To do => Could you copy the entries below word for word, from the line with "Detect and localize" to the line with "Text: 19.76%: 19.76% — [232, 398, 264, 408]", including both of those lines?

Material provided =>
• • •

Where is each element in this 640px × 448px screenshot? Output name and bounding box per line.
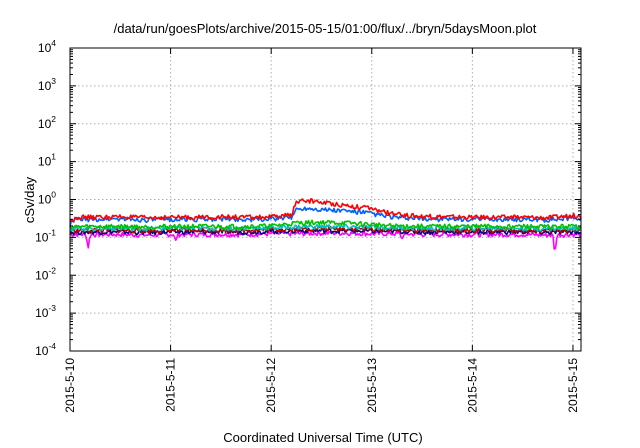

• • •

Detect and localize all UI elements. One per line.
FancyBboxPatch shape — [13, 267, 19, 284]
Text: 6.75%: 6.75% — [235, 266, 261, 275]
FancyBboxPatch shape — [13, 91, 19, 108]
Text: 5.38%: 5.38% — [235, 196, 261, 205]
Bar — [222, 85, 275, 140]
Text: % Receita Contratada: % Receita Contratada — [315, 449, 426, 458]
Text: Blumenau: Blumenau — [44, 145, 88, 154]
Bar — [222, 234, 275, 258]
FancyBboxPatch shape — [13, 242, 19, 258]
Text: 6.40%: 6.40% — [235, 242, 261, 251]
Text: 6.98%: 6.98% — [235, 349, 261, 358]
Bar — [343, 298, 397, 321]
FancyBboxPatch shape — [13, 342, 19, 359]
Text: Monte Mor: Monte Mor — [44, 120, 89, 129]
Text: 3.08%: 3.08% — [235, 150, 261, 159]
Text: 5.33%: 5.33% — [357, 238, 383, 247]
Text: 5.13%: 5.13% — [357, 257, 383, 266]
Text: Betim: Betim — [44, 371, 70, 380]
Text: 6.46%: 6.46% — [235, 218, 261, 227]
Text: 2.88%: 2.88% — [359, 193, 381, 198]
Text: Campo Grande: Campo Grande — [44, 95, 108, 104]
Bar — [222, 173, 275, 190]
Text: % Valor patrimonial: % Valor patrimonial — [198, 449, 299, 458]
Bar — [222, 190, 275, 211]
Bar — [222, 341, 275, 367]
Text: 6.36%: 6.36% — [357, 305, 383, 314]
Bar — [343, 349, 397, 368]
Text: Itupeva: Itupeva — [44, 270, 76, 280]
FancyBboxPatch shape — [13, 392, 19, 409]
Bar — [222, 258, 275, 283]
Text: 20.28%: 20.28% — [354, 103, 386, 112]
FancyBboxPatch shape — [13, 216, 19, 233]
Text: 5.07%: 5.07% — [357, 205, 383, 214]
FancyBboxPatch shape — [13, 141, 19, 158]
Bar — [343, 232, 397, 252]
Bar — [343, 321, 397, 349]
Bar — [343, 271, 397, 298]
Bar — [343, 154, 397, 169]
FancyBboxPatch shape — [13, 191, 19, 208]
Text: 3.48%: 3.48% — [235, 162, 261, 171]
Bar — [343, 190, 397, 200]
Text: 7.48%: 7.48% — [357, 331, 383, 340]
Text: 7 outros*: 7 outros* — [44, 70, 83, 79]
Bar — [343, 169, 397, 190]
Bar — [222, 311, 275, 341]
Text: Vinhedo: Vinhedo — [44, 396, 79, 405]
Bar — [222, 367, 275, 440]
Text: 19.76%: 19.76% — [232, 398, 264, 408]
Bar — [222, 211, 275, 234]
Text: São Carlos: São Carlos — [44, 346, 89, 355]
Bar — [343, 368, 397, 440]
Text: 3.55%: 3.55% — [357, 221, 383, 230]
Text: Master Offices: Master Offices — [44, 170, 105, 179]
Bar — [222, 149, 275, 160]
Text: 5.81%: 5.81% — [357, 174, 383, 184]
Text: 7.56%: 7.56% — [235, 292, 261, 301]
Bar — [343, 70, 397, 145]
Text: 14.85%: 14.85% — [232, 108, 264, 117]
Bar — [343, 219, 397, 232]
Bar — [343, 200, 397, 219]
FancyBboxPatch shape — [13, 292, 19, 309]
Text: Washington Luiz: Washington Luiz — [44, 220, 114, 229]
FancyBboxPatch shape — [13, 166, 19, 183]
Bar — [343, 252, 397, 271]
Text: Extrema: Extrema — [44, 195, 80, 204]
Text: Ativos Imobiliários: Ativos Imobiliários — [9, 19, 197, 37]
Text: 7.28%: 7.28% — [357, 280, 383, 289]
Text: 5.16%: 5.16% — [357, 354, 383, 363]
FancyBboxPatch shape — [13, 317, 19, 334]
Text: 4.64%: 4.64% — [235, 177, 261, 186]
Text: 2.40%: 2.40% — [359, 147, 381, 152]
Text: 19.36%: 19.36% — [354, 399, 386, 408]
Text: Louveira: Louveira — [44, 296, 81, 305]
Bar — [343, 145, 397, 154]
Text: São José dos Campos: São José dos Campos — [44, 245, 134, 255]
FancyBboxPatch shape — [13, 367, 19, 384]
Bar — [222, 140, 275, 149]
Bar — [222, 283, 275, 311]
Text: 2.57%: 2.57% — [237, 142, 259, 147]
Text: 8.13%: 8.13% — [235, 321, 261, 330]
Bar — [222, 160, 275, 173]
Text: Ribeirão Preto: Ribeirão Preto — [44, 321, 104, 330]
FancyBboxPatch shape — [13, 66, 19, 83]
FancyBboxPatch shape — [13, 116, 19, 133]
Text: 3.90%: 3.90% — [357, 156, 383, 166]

• • •

Final answer =>
Detect and localize all UI elements. One per line.
FancyBboxPatch shape — [13, 267, 19, 284]
Text: 6.75%: 6.75% — [235, 266, 261, 275]
FancyBboxPatch shape — [13, 91, 19, 108]
Text: 5.38%: 5.38% — [235, 196, 261, 205]
Bar — [222, 85, 275, 140]
Text: % Receita Contratada: % Receita Contratada — [315, 449, 426, 458]
Text: Blumenau: Blumenau — [44, 145, 88, 154]
Bar — [222, 234, 275, 258]
FancyBboxPatch shape — [13, 242, 19, 258]
Text: 6.40%: 6.40% — [235, 242, 261, 251]
Text: 6.98%: 6.98% — [235, 349, 261, 358]
Bar — [343, 298, 397, 321]
FancyBboxPatch shape — [13, 342, 19, 359]
Text: Monte Mor: Monte Mor — [44, 120, 89, 129]
Text: 3.08%: 3.08% — [235, 150, 261, 159]
Text: 5.33%: 5.33% — [357, 238, 383, 247]
Text: 5.13%: 5.13% — [357, 257, 383, 266]
Text: Betim: Betim — [44, 371, 70, 380]
Text: 6.46%: 6.46% — [235, 218, 261, 227]
Text: 2.88%: 2.88% — [359, 193, 381, 198]
Text: Campo Grande: Campo Grande — [44, 95, 108, 104]
Bar — [222, 173, 275, 190]
Text: % Valor patrimonial: % Valor patrimonial — [198, 449, 299, 458]
Bar — [222, 190, 275, 211]
Bar — [222, 341, 275, 367]
Text: 6.36%: 6.36% — [357, 305, 383, 314]
Bar — [343, 349, 397, 368]
Text: Itupeva: Itupeva — [44, 270, 76, 280]
FancyBboxPatch shape — [13, 392, 19, 409]
Bar — [222, 258, 275, 283]
Text: 20.28%: 20.28% — [354, 103, 386, 112]
FancyBboxPatch shape — [13, 216, 19, 233]
Text: 5.07%: 5.07% — [357, 205, 383, 214]
FancyBboxPatch shape — [13, 141, 19, 158]
Bar — [343, 232, 397, 252]
Bar — [343, 321, 397, 349]
Bar — [343, 271, 397, 298]
Bar — [343, 154, 397, 169]
FancyBboxPatch shape — [13, 191, 19, 208]
Text: 3.48%: 3.48% — [235, 162, 261, 171]
Bar — [343, 190, 397, 200]
Text: 7.48%: 7.48% — [357, 331, 383, 340]
Text: 7 outros*: 7 outros* — [44, 70, 83, 79]
Bar — [343, 169, 397, 190]
Bar — [222, 311, 275, 341]
Text: Vinhedo: Vinhedo — [44, 396, 79, 405]
Bar — [222, 367, 275, 440]
Text: 19.76%: 19.76% — [232, 398, 264, 408]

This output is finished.